• _AIM_:
Seek out every line containing the word "released", and copy each.

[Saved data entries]

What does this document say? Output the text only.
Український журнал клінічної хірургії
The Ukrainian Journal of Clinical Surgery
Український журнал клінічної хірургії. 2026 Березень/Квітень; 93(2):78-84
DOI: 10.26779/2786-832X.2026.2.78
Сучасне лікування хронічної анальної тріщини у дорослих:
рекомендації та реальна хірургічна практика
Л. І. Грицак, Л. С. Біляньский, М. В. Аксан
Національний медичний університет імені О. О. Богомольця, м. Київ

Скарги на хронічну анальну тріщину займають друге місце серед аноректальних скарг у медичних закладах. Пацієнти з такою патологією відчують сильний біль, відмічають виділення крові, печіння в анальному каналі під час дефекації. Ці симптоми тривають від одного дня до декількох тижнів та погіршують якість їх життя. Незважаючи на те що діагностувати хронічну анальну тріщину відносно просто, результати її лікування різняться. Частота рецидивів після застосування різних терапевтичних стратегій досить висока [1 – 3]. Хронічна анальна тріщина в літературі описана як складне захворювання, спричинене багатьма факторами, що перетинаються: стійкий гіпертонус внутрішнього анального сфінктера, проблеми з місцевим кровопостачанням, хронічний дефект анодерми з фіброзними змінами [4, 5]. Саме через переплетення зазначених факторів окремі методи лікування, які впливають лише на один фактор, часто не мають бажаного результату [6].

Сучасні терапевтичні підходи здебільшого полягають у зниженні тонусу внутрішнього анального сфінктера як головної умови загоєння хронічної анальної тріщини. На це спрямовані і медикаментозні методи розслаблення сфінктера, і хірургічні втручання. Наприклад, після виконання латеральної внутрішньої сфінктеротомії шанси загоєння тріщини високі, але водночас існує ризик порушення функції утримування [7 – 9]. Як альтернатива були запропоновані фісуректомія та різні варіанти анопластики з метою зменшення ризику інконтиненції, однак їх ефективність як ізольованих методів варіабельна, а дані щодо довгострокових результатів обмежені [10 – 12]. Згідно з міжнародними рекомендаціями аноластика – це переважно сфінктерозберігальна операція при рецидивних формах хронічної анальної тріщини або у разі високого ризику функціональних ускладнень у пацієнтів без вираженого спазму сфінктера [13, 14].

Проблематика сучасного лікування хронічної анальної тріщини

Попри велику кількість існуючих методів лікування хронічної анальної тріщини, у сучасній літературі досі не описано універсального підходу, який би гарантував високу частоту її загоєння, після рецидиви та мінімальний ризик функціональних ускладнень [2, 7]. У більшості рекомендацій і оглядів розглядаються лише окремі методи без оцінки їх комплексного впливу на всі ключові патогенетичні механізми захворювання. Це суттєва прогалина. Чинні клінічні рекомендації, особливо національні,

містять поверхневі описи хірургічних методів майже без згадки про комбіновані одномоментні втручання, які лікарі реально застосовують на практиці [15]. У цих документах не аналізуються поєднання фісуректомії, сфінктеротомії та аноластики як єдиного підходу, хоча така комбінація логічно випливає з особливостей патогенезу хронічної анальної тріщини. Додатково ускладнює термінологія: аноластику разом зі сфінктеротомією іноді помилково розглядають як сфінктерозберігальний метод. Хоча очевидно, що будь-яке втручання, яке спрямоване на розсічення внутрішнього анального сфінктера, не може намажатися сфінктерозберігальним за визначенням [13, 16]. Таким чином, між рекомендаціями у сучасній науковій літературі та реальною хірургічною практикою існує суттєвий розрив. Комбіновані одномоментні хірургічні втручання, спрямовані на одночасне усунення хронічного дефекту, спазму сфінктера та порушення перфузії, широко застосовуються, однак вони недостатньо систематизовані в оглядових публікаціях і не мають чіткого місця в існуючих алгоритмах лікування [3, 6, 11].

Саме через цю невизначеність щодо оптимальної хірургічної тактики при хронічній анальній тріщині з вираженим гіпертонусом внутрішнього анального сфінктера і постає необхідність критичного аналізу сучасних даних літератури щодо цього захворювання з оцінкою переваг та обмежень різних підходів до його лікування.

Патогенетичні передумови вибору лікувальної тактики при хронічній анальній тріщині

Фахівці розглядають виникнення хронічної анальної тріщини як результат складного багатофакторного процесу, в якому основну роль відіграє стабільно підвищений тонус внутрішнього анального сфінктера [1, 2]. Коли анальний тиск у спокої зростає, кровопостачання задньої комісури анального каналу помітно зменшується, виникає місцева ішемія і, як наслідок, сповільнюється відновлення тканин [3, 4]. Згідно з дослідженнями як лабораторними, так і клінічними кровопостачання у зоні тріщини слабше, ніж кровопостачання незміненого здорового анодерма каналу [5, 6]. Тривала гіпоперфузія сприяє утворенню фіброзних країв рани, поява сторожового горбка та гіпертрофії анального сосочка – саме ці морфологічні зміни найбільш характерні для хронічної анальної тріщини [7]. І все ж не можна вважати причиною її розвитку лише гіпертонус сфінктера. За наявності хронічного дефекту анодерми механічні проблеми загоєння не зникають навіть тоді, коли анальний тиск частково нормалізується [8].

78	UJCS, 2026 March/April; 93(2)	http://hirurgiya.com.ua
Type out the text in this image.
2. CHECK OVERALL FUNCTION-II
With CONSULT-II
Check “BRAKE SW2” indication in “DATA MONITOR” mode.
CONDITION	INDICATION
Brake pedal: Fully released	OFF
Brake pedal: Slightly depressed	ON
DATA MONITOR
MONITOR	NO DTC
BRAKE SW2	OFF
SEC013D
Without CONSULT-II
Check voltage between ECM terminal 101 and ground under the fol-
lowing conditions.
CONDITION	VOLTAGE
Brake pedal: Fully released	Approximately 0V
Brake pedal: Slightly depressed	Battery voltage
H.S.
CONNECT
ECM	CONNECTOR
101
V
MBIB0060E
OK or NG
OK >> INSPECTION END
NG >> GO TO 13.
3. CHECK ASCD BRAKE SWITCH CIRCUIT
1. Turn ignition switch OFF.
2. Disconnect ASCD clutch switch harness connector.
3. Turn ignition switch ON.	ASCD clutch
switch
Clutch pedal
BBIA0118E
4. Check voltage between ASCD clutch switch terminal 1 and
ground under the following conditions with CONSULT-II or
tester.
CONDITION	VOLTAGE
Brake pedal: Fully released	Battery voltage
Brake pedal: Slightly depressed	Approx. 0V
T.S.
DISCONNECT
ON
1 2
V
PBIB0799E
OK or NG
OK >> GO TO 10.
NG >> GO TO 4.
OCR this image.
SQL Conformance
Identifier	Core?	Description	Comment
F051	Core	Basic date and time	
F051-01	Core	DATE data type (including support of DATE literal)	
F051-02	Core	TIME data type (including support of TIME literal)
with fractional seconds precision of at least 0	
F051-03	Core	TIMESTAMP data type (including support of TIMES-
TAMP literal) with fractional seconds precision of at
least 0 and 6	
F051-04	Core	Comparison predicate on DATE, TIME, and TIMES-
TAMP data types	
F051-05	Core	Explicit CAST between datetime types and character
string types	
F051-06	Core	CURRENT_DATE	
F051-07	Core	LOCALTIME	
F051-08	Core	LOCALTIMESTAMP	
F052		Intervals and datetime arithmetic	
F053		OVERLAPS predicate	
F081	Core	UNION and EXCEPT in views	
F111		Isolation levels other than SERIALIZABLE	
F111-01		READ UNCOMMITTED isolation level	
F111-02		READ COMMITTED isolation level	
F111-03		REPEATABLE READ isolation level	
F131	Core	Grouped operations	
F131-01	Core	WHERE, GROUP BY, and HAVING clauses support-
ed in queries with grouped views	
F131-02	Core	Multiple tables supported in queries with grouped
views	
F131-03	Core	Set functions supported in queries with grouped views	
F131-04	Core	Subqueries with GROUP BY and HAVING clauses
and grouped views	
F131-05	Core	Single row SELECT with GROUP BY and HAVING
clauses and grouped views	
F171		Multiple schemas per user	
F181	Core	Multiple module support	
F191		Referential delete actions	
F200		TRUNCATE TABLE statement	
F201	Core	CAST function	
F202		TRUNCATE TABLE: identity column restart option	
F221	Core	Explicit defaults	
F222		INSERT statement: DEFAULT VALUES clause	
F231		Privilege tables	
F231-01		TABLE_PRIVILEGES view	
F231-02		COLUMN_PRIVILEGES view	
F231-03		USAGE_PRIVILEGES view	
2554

• _REPLY_:
Brake pedal: Fully released	OFF
Brake pedal: Fully released	Approximately 0V
Brake pedal: Fully released	Battery voltage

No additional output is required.